• Data section:
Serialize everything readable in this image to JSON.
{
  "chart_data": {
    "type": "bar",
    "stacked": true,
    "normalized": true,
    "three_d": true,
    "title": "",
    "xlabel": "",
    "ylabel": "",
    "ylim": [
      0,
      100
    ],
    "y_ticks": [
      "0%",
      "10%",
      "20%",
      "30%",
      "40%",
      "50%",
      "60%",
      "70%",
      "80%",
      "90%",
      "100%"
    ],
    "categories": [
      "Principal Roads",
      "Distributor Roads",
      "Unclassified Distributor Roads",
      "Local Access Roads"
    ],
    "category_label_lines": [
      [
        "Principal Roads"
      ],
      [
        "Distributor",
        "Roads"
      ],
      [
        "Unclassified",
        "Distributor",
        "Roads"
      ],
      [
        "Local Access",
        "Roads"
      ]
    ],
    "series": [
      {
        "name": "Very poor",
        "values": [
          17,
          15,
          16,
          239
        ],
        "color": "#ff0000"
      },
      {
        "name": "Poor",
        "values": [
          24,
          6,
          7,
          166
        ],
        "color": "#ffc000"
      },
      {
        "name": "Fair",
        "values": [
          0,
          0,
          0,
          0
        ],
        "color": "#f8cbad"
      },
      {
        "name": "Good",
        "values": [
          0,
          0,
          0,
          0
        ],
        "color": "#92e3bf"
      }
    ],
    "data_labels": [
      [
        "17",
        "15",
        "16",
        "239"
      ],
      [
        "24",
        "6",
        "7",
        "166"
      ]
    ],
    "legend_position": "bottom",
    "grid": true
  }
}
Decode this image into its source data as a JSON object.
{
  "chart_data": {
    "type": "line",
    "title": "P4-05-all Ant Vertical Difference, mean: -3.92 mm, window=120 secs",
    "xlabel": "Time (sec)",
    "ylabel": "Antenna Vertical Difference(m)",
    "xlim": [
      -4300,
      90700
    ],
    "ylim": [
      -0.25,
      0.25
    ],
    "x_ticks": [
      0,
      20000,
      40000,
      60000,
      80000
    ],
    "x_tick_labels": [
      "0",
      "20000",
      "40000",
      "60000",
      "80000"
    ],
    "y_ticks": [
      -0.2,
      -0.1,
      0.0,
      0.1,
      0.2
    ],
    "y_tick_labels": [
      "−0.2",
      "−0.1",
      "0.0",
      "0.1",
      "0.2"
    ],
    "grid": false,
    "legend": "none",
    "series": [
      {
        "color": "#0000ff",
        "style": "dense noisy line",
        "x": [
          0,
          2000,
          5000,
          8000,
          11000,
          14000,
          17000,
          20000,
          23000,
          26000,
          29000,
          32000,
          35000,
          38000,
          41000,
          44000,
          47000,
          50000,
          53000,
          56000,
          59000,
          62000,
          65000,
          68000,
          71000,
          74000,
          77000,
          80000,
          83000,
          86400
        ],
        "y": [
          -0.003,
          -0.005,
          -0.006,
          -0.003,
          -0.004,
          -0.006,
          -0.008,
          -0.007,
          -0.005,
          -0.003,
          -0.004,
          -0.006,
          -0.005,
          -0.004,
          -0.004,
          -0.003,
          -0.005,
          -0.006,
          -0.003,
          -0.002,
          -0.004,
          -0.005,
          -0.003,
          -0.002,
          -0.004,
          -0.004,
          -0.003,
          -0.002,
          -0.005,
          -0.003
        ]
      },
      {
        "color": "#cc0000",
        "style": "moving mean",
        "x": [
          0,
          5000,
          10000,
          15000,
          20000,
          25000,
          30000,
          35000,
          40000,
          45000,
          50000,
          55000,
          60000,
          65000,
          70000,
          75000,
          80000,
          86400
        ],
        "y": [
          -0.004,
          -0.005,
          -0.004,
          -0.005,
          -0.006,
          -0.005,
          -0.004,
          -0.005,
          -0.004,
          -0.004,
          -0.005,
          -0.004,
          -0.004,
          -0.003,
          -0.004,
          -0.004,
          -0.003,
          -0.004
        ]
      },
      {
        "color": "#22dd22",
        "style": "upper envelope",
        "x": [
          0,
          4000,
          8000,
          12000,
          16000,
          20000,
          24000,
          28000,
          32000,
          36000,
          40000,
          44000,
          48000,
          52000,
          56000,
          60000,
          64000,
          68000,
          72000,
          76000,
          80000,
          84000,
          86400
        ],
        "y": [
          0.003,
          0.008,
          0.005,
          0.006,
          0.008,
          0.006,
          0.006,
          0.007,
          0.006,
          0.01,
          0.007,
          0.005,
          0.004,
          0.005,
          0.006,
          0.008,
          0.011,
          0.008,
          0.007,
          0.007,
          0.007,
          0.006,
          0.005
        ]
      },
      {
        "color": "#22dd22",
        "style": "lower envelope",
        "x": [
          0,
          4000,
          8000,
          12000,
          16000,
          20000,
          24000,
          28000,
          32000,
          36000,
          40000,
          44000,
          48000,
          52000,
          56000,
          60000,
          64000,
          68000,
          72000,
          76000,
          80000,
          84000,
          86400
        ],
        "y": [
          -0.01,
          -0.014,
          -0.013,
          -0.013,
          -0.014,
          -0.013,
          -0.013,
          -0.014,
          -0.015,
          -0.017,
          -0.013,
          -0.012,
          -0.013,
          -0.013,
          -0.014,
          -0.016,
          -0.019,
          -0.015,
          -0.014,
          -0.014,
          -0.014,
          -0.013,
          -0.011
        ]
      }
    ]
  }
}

• Instruction: Give an exact copy of all the data shown above.

• Finished exercise:
Serialize everything readable in this image to JSON.
{
  "chart_data": {
    "type": "bar",
    "stacked": true,
    "normalized": true,
    "three_d": true,
    "title": "",
    "xlabel": "",
    "ylabel": "",
    "ylim": [
      0,
      100
    ],
    "y_ticks": [
      "0%",
      "10%",
      "20%",
      "30%",
      "40%",
      "50%",
      "60%",
      "70%",
      "80%",
      "90%",
      "100%"
    ],
    "categories": [
      "Principal Roads",
      "Distributor Roads",
      "Unclassified Distributor Roads",
      "Local Access Roads"
    ],
    "category_label_lines": [
      [
        "Principal Roads"
      ],
      [
        "Distributor",
        "Roads"
      ],
      [
        "Unclassified",
        "Distributor",
        "Roads"
      ],
      [
        "Local Access",
        "Roads"
      ]
    ],
    "series": [
      {
        "name": "Very poor",
        "values": [
          17,
          15,
          16,
          239
        ],
        "color": "#ff0000"
      },
      {
        "name": "Poor",
        "values": [
          24,
          6,
          7,
          166
        ],
        "color": "#ffc000"
      },
      {
        "name": "Fair",
        "values": [
          0,
          0,
          0,
          0
        ],
        "color": "#f8cbad"
      },
      {
        "name": "Good",
        "values": [
          0,
          0,
          0,
          0
        ],
        "color": "#92e3bf"
      }
    ],
    "data_labels": [
      [
        "17",
        "15",
        "16",
        "239"
      ],
      [
        "24",
        "6",
        "7",
        "166"
      ]
    ],
    "legend_position": "bottom",
    "grid": true
  }
}
Decode this image into its source data as a JSON object.
{
  "chart_data": {
    "type": "line",
    "title": "P4-05-all Ant Vertical Difference, mean: -3.92 mm, window=120 secs",
    "xlabel": "Time (sec)",
    "ylabel": "Antenna Vertical Difference(m)",
    "xlim": [
      -4300,
      90700
    ],
    "ylim": [
      -0.25,
      0.25
    ],
    "x_ticks": [
      0,
      20000,
      40000,
      60000,
      80000
    ],
    "x_tick_labels": [
      "0",
      "20000",
      "40000",
      "60000",
      "80000"
    ],
    "y_ticks": [
      -0.2,
      -0.1,
      0.0,
      0.1,
      0.2
    ],
    "y_tick_labels": [
      "−0.2",
      "−0.1",
      "0.0",
      "0.1",
      "0.2"
    ],
    "grid": false,
    "legend": "none",
    "series": [
      {
        "color": "#0000ff",
        "style": "dense noisy line",
        "x": [
          0,
          2000,
          5000,
          8000,
          11000,
          14000,
          17000,
          20000,
          23000,
          26000,
          29000,
          32000,
          35000,
          38000,
          41000,
          44000,
          47000,
          50000,
          53000,
          56000,
          59000,
          62000,
          65000,
          68000,
          71000,
          74000,
          77000,
          80000,
          83000,
          86400
        ],
        "y": [
          -0.003,
          -0.005,
          -0.006,
          -0.003,
          -0.004,
          -0.006,
          -0.008,
          -0.007,
          -0.005,
          -0.003,
          -0.004,
          -0.006,
          -0.005,
          -0.004,
          -0.004,
          -0.003,
          -0.005,
          -0.006,
          -0.003,
          -0.002,
          -0.004,
          -0.005,
          -0.003,
          -0.002,
          -0.004,
          -0.004,
          -0.003,
          -0.002,
          -0.005,
          -0.003
        ]
      },
      {
        "color": "#cc0000",
        "style": "moving mean",
        "x": [
          0,
          5000,
          10000,
          15000,
          20000,
          25000,
          30000,
          35000,
          40000,
          45000,
          50000,
          55000,
          60000,
          65000,
          70000,
          75000,
          80000,
          86400
        ],
        "y": [
          -0.004,
          -0.005,
          -0.004,
          -0.005,
          -0.006,
          -0.005,
          -0.004,
          -0.005,
          -0.004,
          -0.004,
          -0.005,
          -0.004,
          -0.004,
          -0.003,
          -0.004,
          -0.004,
          -0.003,
          -0.004
        ]
      },
      {
        "color": "#22dd22",
        "style": "upper envelope",
        "x": [
          0,
          4000,
          8000,
          12000,
          16000,
          20000,
          24000,
          28000,
          32000,
          36000,
          40000,
          44000,
          48000,
          52000,
          56000,
          60000,
          64000,
          68000,
          72000,
          76000,
          80000,
          84000,
          86400
        ],
        "y": [
          0.003,
          0.008,
          0.005,
          0.006,
          0.008,
          0.006,
          0.006,
          0.007,
          0.006,
          0.01,
          0.007,
          0.005,
          0.004,
          0.005,
          0.006,
          0.008,
          0.011,
          0.008,
          0.007,
          0.007,
          0.007,
          0.006,
          0.005
        ]
      },
      {
        "color": "#22dd22",
        "style": "lower envelope",
        "x": [
          0,
          4000,
          8000,
          12000,
          16000,
          20000,
          24000,
          28000,
          32000,
          36000,
          40000,
          44000,
          48000,
          52000,
          56000,
          60000,
          64000,
          68000,
          72000,
          76000,
          80000,
          84000,
          86400
        ],
        "y": [
          -0.01,
          -0.014,
          -0.013,
          -0.013,
          -0.014,
          -0.013,
          -0.013,
          -0.014,
          -0.015,
          -0.017,
          -0.013,
          -0.012,
          -0.013,
          -0.013,
          -0.014,
          -0.016,
          -0.019,
          -0.015,
          -0.014,
          -0.014,
          -0.014,
          -0.013,
          -0.011
        ]
      }
    ]
  }
}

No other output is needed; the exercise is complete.